**The input:**
%%

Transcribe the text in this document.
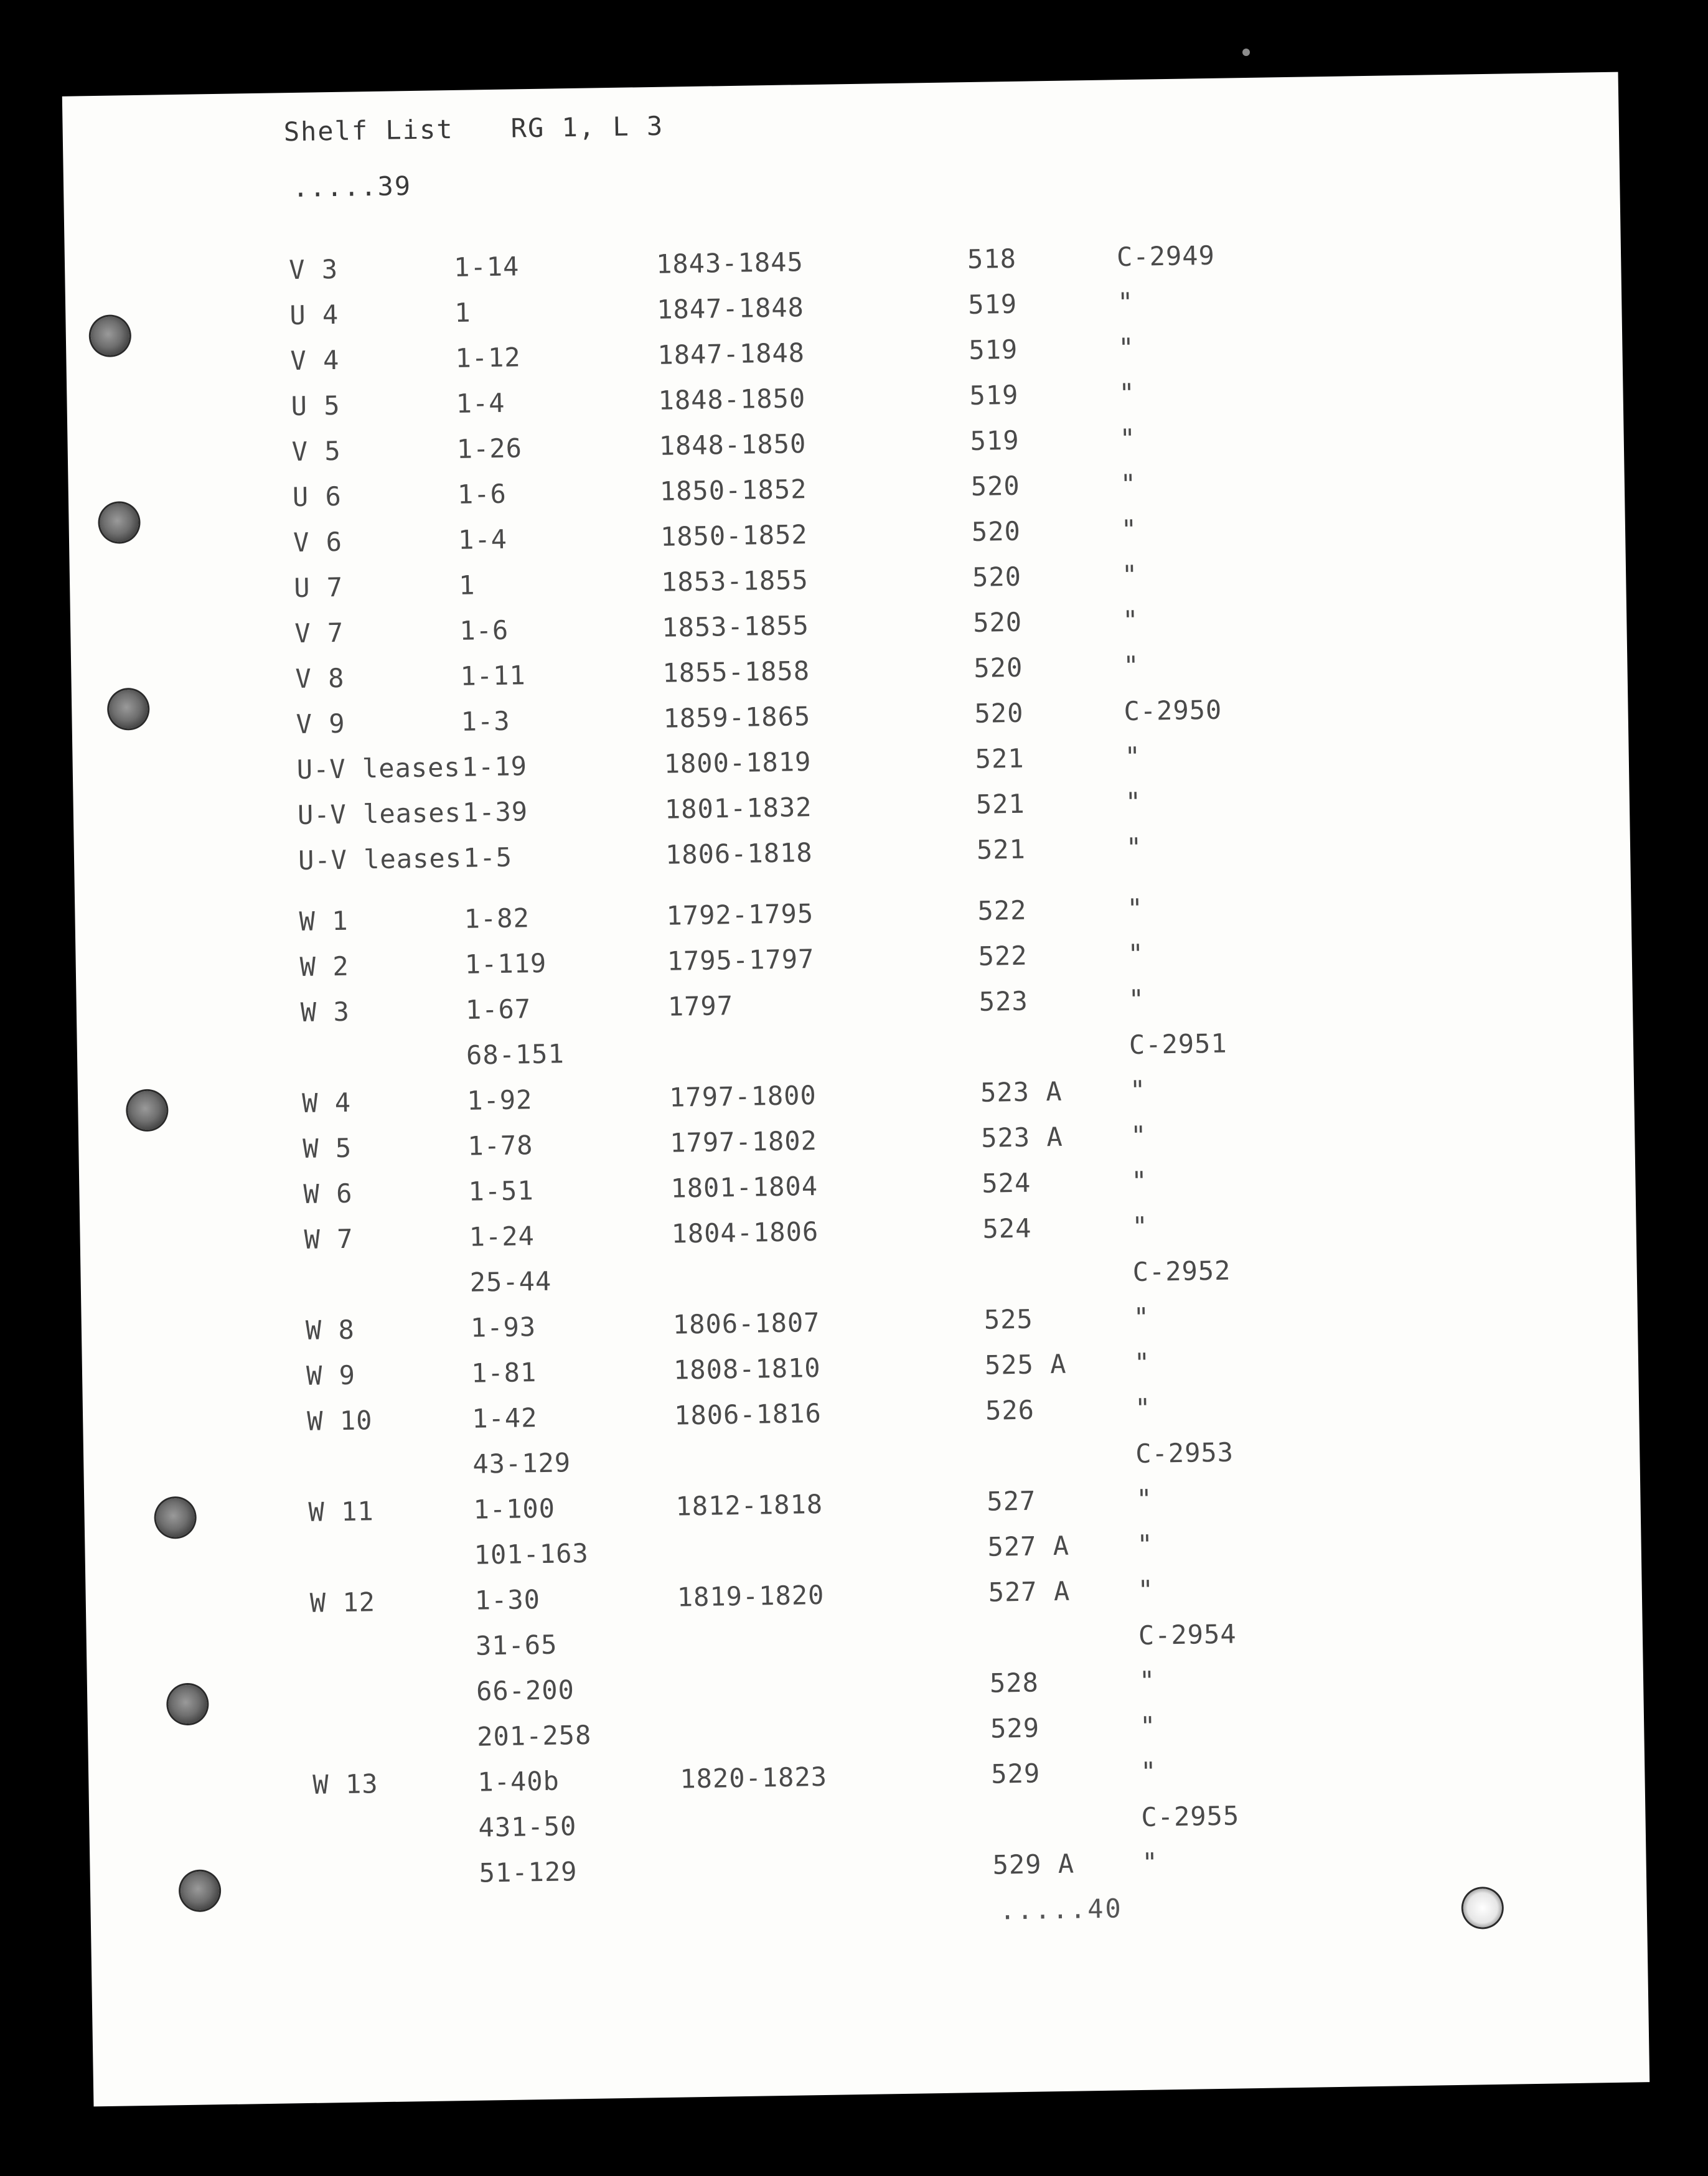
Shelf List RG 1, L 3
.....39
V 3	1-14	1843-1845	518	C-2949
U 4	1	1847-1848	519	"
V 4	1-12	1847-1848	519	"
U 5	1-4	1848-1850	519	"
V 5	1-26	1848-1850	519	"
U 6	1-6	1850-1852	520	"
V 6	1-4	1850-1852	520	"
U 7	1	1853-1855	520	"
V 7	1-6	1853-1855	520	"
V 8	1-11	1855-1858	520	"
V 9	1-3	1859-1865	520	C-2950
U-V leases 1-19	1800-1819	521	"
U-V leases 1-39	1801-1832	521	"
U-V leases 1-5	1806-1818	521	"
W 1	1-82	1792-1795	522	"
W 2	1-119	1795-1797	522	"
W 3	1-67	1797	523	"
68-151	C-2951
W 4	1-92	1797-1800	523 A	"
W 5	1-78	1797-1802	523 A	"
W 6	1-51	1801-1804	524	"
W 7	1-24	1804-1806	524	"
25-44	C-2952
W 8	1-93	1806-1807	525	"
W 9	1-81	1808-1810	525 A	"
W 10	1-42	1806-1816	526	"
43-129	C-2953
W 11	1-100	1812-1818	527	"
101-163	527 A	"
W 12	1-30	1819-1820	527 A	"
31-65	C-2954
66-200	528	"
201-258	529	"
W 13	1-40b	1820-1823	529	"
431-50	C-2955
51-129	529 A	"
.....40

%%
%%

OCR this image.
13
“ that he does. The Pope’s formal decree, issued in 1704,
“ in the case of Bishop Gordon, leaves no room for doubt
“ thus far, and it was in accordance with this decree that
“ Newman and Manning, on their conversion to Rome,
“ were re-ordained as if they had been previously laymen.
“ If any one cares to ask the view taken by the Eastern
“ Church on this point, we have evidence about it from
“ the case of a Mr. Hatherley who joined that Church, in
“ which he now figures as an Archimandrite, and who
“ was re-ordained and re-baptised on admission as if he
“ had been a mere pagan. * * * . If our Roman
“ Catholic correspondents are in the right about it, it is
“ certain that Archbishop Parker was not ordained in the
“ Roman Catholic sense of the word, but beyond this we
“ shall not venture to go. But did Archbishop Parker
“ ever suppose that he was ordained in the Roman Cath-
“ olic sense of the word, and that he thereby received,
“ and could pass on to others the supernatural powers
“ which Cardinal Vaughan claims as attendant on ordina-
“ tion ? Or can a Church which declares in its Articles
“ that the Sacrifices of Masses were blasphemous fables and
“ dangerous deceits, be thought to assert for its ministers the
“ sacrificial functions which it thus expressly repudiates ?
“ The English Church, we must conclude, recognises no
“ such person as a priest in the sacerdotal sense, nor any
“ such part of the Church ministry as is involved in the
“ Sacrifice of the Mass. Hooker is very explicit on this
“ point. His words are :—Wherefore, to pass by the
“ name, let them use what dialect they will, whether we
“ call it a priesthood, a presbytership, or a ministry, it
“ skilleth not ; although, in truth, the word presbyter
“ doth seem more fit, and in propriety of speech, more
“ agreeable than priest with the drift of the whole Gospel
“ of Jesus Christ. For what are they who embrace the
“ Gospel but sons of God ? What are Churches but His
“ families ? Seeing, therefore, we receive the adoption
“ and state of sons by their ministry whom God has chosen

%%

Count how many lines of the listing above include "Roman" and report that number alone.

**Completed task:**
3